» **Written task A**
In the thread about jigging below Meldahl, answer these:
(i) What line strength did the first poster use on the ultra lites?
(ii) What fish does bnt55 keep catching while fishing for sauger?
(iii) Where does nkybigcountry's family keep the boat?
» **Written task B**
Can you turn the paragraph of the Meldahl thread that begins "My buddy and I fished below Meldahl dam yesterday" into a short list that keeps its main facts?

» **Text provided**
----------------
# Jigging below Meldahl



## Mean Morone (Apr 12, 2004)

My buddy and I fished below Meldahl dam yesterday. We fished up around all the other boats for awhile but didn't do any good. We saw a few sauger caught by those using jigs and minnows I think. We were using Flitterbaits. We decided to get away from the crowd and fish down stream. Turned out to be a great decision because we got into a bunch of drum. Man it was a blast to drift and jig our Flitterbaits and feel that thud. We were using ultra lites with 6 lb test and those drum were a blast. We caught them up to 3 or so pounds. We could have easily put over 20 of them in the boat, be we had some get off. We also caught 1 white bass, 5 sauger, and 1 flathead. The flathead totally inhaled the Flitterbait clear down to its throat. It sure tuned out to be a great day of Flittering.


----------



## bnt55 (Nov 15, 2009)

I know what you mean about the black drum, I seem to be catching a whole bunch of them while fishing for sauger. Talk about a fight those suckers dont give up easily, I wonder if they move with the sauger?


----------



## Daveo76 (Apr 14, 2004)

What's a Flitterbait????


----------



## nkybigcountry (Aug 10, 2009)

wow that sounds like a great time...ive always been a lake and pond fisherman but this past year dad bought a boat and we keep in on the river...we've been doing a lot of fishing but were still very new to river fishing and can't seem to catch much at all...do you have any advice about drift fishing because thats what we normally do when we get minnows or jig? what time did you guys get into those drums and other fish? also are you finding that the fish are at the mouths of the creeks or have they moved all the way up to the dam yet? any advice to help us catch some fish would be greatly appreciated haha, just gotta learn the river i guess...thanks guys and good fishing to ya!
----------------
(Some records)
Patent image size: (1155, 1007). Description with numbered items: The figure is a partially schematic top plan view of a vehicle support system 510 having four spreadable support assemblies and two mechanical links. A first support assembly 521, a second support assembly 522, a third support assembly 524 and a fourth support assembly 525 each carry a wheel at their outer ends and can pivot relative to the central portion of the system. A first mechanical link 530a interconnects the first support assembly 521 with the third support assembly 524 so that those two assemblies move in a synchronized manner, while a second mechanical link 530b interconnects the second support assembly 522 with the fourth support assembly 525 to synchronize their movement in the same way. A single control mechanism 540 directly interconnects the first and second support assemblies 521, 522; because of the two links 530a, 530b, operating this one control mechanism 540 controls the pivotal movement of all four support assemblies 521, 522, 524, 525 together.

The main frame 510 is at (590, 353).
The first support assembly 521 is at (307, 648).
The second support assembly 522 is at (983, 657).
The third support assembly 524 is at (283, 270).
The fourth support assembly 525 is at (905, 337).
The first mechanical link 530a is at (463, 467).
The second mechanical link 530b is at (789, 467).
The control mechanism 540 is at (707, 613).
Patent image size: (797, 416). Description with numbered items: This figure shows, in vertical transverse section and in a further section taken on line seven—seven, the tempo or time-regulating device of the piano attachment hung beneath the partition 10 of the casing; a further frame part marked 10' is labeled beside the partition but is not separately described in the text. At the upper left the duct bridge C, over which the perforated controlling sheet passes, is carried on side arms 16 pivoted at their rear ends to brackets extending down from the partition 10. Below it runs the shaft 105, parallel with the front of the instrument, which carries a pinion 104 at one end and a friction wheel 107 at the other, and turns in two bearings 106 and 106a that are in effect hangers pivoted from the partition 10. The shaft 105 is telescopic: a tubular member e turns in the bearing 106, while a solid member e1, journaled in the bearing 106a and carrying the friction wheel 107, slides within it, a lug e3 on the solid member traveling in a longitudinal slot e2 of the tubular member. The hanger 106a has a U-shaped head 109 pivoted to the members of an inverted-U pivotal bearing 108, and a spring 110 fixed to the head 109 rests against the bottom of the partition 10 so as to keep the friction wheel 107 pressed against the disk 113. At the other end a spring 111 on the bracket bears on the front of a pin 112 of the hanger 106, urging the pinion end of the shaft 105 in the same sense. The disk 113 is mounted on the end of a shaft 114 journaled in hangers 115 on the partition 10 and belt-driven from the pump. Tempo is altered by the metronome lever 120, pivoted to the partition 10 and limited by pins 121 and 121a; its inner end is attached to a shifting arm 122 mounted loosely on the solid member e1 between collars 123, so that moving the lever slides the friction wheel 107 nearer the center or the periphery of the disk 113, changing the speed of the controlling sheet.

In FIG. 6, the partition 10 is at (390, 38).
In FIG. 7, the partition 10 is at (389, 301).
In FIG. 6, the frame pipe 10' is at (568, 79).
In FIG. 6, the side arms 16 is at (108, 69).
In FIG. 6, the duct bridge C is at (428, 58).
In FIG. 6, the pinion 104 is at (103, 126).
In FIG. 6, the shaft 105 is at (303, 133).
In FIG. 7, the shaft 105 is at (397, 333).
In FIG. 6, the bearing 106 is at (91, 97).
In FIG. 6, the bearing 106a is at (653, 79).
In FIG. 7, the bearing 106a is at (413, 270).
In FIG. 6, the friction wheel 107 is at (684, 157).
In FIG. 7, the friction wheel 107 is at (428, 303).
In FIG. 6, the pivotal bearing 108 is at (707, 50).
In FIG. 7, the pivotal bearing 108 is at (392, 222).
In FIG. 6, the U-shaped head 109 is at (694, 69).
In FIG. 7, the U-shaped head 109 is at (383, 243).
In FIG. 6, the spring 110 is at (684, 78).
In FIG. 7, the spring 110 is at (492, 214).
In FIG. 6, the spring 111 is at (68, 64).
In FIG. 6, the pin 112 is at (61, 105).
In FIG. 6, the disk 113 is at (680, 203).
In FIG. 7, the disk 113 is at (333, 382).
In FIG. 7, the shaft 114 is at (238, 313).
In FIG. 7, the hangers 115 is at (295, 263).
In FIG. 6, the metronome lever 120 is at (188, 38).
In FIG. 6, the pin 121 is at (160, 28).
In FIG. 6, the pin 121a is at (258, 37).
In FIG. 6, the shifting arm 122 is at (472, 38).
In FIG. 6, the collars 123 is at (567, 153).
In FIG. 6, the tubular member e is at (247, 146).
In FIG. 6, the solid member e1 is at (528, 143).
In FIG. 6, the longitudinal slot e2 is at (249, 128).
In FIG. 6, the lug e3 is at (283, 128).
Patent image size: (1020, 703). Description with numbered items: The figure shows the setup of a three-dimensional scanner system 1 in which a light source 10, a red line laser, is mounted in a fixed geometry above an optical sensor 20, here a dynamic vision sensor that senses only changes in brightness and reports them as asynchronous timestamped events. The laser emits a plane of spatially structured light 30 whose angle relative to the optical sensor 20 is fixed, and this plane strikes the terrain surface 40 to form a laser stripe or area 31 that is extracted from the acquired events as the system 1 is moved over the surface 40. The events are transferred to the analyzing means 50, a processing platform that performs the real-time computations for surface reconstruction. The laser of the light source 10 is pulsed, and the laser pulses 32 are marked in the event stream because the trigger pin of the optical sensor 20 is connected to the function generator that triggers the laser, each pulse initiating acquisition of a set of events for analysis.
----------------
» **Expected answer A**
(i) 6 lb test
(ii) Black drum
(iii) On the river

» **Expected answer B**
- Fished below Meldahl dam with a buddy, first near the other boats without success; a few sauger were seen caught, apparently on jigs and minnows.
- Both were using Flitterbaits and moved downstream away from the crowd, where they found a lot of drum.
- Drifted and jigged the Flitterbaits on ultra lites with 6 lb test.
- The drum ran up to about 3 pounds; more than 20 could easily have been boated, though some got off.
- Also caught 1 white bass, 5 sauger, and 1 flathead, which swallowed the Flitterbait down to its throat.